### EXERCISE DESCRIPTION
Gather each line in the entries that includes the string "задач".

### PROVIDED RECORDS
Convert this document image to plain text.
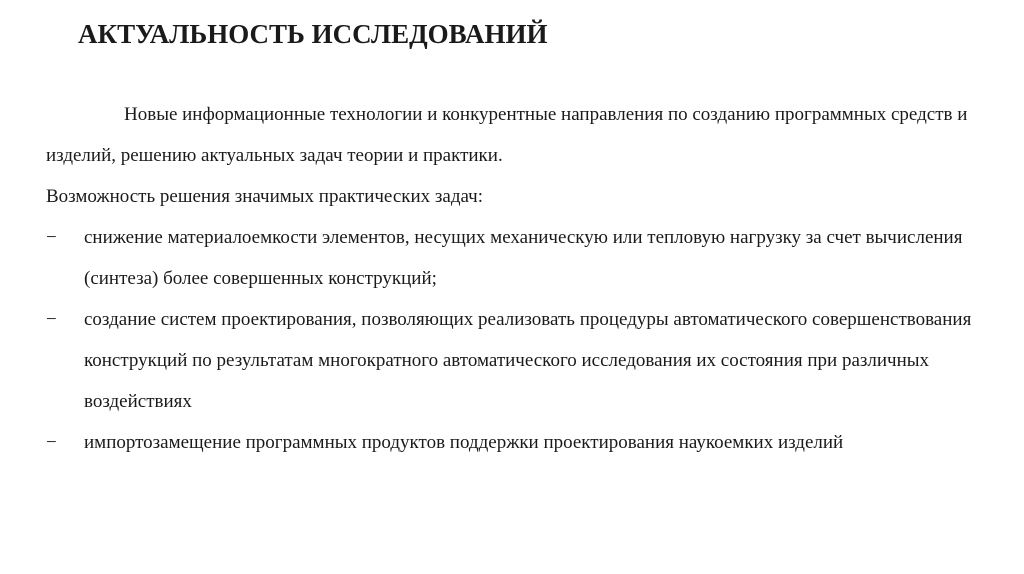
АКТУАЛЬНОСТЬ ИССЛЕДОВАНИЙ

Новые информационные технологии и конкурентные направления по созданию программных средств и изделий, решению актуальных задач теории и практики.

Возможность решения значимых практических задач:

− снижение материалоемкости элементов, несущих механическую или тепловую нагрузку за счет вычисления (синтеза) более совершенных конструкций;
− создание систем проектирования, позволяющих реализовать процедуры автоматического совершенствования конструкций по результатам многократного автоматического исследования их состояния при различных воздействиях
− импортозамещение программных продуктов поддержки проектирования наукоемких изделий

--

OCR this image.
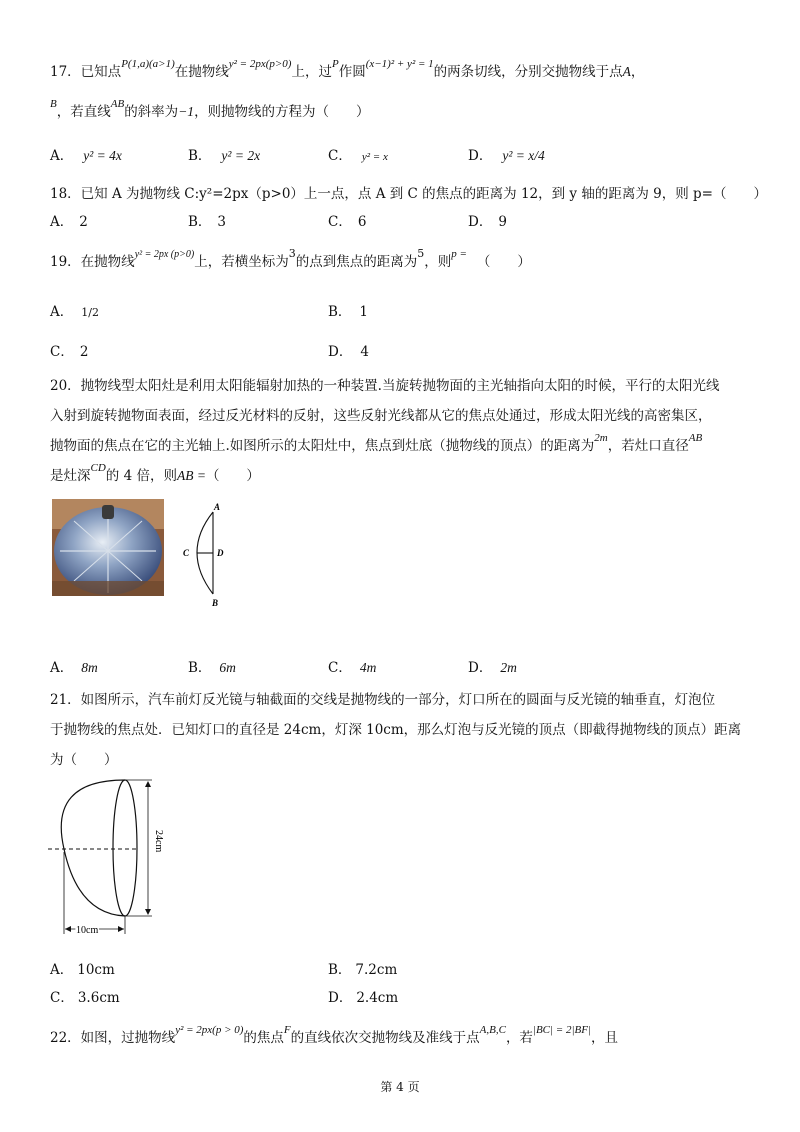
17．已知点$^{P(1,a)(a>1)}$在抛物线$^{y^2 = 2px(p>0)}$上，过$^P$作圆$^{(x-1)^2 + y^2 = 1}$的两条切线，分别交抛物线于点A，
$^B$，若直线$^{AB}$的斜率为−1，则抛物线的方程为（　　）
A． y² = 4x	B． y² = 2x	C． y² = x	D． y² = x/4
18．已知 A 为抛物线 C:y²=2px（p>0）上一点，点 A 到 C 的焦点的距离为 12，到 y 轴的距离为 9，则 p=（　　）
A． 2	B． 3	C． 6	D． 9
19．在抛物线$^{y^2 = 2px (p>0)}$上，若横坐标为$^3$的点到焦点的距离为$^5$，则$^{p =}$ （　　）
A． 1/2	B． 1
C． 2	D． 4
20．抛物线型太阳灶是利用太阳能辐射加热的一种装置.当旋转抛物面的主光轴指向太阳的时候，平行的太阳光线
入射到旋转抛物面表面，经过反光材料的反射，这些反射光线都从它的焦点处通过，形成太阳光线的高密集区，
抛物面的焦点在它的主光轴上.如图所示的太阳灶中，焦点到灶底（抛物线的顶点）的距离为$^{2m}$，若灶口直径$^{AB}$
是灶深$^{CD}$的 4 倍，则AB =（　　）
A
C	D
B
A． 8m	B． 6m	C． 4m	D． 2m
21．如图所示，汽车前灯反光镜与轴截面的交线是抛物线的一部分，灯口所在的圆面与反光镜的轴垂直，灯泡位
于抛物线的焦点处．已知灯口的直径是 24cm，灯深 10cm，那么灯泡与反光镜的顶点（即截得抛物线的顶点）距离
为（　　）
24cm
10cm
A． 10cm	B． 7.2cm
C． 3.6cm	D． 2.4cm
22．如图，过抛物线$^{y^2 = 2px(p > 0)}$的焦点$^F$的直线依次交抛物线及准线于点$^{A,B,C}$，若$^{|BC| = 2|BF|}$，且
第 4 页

### RESPONSE FOR THIS EXERCISE
Новые информационные технологии и конкурентные направления по созданию программных средств и изделий, решению актуальных задач теории и практики.
Возможность решения значимых практических задач:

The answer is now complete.